### HOW TO COMPLETE THIS TASK
Could you copy exactly the line that contains "Extract all readable text from this page." and every line after it to the end of the records, and nothing more?

Document page records:
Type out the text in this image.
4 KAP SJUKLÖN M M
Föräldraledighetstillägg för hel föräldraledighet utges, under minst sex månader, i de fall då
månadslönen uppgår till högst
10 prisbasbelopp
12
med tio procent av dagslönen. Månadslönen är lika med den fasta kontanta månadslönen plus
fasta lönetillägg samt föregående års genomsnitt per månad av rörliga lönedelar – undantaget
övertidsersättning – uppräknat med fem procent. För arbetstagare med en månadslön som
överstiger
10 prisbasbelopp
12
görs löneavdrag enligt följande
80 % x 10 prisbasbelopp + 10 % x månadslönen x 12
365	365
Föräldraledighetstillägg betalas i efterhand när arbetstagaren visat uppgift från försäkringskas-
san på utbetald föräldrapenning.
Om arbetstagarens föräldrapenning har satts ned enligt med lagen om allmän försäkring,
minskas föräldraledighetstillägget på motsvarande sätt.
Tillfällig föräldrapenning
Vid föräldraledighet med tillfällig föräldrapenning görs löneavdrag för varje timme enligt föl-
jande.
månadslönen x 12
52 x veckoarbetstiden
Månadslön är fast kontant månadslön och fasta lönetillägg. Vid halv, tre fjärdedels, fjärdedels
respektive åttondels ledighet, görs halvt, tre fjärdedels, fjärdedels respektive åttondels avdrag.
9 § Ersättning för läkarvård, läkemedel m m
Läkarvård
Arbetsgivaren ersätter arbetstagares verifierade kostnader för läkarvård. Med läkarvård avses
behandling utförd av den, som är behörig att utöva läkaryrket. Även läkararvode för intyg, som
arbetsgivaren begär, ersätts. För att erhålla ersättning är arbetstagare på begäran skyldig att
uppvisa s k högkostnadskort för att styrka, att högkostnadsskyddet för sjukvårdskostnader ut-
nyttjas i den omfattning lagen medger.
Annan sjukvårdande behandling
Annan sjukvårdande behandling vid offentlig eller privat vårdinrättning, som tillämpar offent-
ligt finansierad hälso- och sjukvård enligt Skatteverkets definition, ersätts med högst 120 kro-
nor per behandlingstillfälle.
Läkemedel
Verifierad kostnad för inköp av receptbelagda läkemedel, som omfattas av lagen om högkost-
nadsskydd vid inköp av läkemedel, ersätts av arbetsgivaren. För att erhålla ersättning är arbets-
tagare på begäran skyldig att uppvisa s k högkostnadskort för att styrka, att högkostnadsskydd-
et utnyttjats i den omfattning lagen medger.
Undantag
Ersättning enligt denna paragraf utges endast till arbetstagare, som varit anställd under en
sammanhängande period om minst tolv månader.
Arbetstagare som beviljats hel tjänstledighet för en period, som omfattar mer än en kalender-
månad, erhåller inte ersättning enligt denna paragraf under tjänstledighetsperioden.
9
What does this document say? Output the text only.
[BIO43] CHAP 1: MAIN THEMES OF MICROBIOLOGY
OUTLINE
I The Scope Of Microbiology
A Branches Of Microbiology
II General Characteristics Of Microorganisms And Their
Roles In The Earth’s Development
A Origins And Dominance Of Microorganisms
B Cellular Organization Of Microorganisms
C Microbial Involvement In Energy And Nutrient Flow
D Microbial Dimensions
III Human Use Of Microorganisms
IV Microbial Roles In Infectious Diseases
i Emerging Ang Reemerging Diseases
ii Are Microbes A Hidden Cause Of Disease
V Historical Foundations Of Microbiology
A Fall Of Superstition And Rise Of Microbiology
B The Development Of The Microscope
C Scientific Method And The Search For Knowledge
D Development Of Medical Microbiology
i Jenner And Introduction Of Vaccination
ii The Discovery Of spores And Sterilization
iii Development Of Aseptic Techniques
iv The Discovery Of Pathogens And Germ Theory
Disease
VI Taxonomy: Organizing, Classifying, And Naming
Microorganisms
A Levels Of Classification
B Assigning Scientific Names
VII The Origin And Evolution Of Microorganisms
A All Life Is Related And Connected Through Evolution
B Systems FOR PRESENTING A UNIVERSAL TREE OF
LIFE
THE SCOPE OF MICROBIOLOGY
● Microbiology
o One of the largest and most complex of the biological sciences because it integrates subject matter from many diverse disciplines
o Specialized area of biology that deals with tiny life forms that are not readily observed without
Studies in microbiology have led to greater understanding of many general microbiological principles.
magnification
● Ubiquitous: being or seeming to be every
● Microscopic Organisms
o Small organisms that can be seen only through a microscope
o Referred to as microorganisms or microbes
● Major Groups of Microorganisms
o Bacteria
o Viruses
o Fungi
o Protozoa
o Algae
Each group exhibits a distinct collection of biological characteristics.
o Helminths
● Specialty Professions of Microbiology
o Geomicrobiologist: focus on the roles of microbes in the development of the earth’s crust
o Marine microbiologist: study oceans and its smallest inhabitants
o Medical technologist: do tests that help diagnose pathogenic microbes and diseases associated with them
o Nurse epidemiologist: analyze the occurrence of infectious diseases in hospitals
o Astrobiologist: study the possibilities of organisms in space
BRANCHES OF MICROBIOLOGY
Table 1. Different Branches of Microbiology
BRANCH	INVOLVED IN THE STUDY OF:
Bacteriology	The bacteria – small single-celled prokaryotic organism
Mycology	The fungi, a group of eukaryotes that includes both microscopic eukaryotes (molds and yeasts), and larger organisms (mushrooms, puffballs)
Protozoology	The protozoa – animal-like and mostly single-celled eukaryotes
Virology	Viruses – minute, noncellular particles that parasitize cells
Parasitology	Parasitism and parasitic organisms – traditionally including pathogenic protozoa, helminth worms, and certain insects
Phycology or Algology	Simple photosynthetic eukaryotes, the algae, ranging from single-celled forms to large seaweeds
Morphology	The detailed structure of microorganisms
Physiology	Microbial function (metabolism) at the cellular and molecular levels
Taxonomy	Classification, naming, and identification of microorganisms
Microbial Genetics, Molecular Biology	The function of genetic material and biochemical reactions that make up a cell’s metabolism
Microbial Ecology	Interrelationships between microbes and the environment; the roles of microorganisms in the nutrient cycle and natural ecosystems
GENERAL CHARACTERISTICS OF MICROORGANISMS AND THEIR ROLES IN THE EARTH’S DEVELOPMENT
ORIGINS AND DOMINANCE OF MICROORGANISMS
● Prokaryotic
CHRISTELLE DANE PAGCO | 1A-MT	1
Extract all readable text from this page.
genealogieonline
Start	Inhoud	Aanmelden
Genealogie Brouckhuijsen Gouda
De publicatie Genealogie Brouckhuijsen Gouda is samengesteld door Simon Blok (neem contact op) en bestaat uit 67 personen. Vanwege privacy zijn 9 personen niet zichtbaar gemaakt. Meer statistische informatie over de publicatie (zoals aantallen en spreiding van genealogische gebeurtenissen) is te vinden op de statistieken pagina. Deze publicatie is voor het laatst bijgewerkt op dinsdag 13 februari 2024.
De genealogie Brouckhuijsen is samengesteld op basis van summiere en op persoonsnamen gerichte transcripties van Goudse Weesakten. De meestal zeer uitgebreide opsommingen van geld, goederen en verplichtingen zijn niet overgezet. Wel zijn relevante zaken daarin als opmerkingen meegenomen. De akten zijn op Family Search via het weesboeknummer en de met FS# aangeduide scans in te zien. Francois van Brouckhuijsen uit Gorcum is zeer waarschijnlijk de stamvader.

### ANSWER SPACE
Extract all readable text from this page.
genealogieonline
Start	Inhoud	Aanmelden
Genealogie Brouckhuijsen Gouda
De publicatie Genealogie Brouckhuijsen Gouda is samengesteld door Simon Blok (neem contact op) en bestaat uit 67 personen. Vanwege privacy zijn 9 personen niet zichtbaar gemaakt. Meer statistische informatie over de publicatie (zoals aantallen en spreiding van genealogische gebeurtenissen) is te vinden op de statistieken pagina. Deze publicatie is voor het laatst bijgewerkt op dinsdag 13 februari 2024.
De genealogie Brouckhuijsen is samengesteld op basis van summiere en op persoonsnamen gerichte transcripties van Goudse Weesakten. De meestal zeer uitgebreide opsommingen van geld, goederen en verplichtingen zijn niet overgezet. Wel zijn relevante zaken daarin als opmerkingen meegenomen. De akten zijn op Family Search via het weesboeknummer en de met FS# aangeduide scans in te zien. Francois van Brouckhuijsen uit Gorcum is zeer waarschijnlijk de stamvader.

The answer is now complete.